# Your task:
Write out all entries word for word.

#####

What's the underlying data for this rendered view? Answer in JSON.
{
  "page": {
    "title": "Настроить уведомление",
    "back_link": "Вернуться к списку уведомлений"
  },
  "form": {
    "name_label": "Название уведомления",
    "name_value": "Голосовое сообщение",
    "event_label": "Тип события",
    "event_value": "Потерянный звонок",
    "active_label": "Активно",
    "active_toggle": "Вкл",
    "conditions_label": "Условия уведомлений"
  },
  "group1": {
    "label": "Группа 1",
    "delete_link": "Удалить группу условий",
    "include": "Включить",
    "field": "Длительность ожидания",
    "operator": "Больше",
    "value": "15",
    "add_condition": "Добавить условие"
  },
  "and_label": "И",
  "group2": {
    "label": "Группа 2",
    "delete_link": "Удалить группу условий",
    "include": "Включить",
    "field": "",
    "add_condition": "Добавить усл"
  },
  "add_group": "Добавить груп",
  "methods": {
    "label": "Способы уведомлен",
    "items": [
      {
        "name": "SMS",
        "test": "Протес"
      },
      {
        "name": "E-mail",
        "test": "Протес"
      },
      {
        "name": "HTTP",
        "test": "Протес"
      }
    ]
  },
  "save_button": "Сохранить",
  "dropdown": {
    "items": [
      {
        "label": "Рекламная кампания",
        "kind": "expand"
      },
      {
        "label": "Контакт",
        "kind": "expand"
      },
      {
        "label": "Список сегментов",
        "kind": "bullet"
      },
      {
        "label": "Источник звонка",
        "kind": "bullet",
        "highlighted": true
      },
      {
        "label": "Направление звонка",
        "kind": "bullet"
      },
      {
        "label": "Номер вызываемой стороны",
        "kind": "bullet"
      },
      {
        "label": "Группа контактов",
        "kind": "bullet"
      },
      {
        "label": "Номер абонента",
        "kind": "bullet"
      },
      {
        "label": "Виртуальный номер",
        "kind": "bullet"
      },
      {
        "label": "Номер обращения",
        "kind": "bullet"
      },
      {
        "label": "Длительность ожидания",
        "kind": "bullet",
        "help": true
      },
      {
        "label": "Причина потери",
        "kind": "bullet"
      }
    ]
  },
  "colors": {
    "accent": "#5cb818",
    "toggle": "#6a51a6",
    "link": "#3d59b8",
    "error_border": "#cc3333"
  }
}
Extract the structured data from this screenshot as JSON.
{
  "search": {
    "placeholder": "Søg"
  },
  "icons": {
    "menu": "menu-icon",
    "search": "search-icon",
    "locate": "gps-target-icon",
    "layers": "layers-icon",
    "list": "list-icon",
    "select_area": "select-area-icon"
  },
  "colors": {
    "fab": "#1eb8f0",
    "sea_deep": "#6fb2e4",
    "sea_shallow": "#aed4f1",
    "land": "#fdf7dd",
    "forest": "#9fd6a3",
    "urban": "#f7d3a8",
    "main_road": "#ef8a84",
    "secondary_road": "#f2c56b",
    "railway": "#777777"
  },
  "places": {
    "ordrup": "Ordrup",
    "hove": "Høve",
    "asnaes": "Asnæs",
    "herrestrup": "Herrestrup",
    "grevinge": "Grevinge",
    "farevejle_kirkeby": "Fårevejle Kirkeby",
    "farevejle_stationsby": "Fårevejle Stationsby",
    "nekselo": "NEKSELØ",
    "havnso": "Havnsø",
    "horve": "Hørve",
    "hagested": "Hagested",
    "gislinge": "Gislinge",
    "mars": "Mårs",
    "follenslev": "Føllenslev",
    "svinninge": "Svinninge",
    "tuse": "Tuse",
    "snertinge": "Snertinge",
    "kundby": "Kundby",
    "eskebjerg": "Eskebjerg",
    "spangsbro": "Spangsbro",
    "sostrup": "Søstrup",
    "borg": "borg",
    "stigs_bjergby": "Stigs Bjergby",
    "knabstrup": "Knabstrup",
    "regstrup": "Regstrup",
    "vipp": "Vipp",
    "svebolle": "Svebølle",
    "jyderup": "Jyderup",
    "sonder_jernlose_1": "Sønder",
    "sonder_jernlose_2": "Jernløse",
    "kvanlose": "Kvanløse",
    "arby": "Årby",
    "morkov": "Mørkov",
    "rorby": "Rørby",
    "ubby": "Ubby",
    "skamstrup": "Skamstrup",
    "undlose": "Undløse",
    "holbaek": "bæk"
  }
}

#####

# The response:
What's the underlying data for this rendered view? Answer in JSON.
{
  "page": {
    "title": "Настроить уведомление",
    "back_link": "Вернуться к списку уведомлений"
  },
  "form": {
    "name_label": "Название уведомления",
    "name_value": "Голосовое сообщение",
    "event_label": "Тип события",
    "event_value": "Потерянный звонок",
    "active_label": "Активно",
    "active_toggle": "Вкл",
    "conditions_label": "Условия уведомлений"
  },
  "group1": {
    "label": "Группа 1",
    "delete_link": "Удалить группу условий",
    "include": "Включить",
    "field": "Длительность ожидания",
    "operator": "Больше",
    "value": "15",
    "add_condition": "Добавить условие"
  },
  "and_label": "И",
  "group2": {
    "label": "Группа 2",
    "delete_link": "Удалить группу условий",
    "include": "Включить",
    "field": "",
    "add_condition": "Добавить усл"
  },
  "add_group": "Добавить груп",
  "methods": {
    "label": "Способы уведомлен",
    "items": [
      {
        "name": "SMS",
        "test": "Протес"
      },
      {
        "name": "E-mail",
        "test": "Протес"
      },
      {
        "name": "HTTP",
        "test": "Протес"
      }
    ]
  },
  "save_button": "Сохранить",
  "dropdown": {
    "items": [
      {
        "label": "Рекламная кампания",
        "kind": "expand"
      },
      {
        "label": "Контакт",
        "kind": "expand"
      },
      {
        "label": "Список сегментов",
        "kind": "bullet"
      },
      {
        "label": "Источник звонка",
        "kind": "bullet",
        "highlighted": true
      },
      {
        "label": "Направление звонка",
        "kind": "bullet"
      },
      {
        "label": "Номер вызываемой стороны",
        "kind": "bullet"
      },
      {
        "label": "Группа контактов",
        "kind": "bullet"
      },
      {
        "label": "Номер абонента",
        "kind": "bullet"
      },
      {
        "label": "Виртуальный номер",
        "kind": "bullet"
      },
      {
        "label": "Номер обращения",
        "kind": "bullet"
      },
      {
        "label": "Длительность ожидания",
        "kind": "bullet",
        "help": true
      },
      {
        "label": "Причина потери",
        "kind": "bullet"
      }
    ]
  },
  "colors": {
    "accent": "#5cb818",
    "toggle": "#6a51a6",
    "link": "#3d59b8",
    "error_border": "#cc3333"
  }
}
Extract the structured data from this screenshot as JSON.
{
  "search": {
    "placeholder": "Søg"
  },
  "icons": {
    "menu": "menu-icon",
    "search": "search-icon",
    "locate": "gps-target-icon",
    "layers": "layers-icon",
    "list": "list-icon",
    "select_area": "select-area-icon"
  },
  "colors": {
    "fab": "#1eb8f0",
    "sea_deep": "#6fb2e4",
    "sea_shallow": "#aed4f1",
    "land": "#fdf7dd",
    "forest": "#9fd6a3",
    "urban": "#f7d3a8",
    "main_road": "#ef8a84",
    "secondary_road": "#f2c56b",
    "railway": "#777777"
  },
  "places": {
    "ordrup": "Ordrup",
    "hove": "Høve",
    "asnaes": "Asnæs",
    "herrestrup": "Herrestrup",
    "grevinge": "Grevinge",
    "farevejle_kirkeby": "Fårevejle Kirkeby",
    "farevejle_stationsby": "Fårevejle Stationsby",
    "nekselo": "NEKSELØ",
    "havnso": "Havnsø",
    "horve": "Hørve",
    "hagested": "Hagested",
    "gislinge": "Gislinge",
    "mars": "Mårs",
    "follenslev": "Føllenslev",
    "svinninge": "Svinninge",
    "tuse": "Tuse",
    "snertinge": "Snertinge",
    "kundby": "Kundby",
    "eskebjerg": "Eskebjerg",
    "spangsbro": "Spangsbro",
    "sostrup": "Søstrup",
    "borg": "borg",
    "stigs_bjergby": "Stigs Bjergby",
    "knabstrup": "Knabstrup",
    "regstrup": "Regstrup",
    "vipp": "Vipp",
    "svebolle": "Svebølle",
    "jyderup": "Jyderup",
    "sonder_jernlose_1": "Sønder",
    "sonder_jernlose_2": "Jernløse",
    "kvanlose": "Kvanløse",
    "arby": "Årby",
    "morkov": "Mørkov",
    "rorby": "Rørby",
    "ubby": "Ubby",
    "skamstrup": "Skamstrup",
    "undlose": "Undløse",
    "holbaek": "bæk"
  }
}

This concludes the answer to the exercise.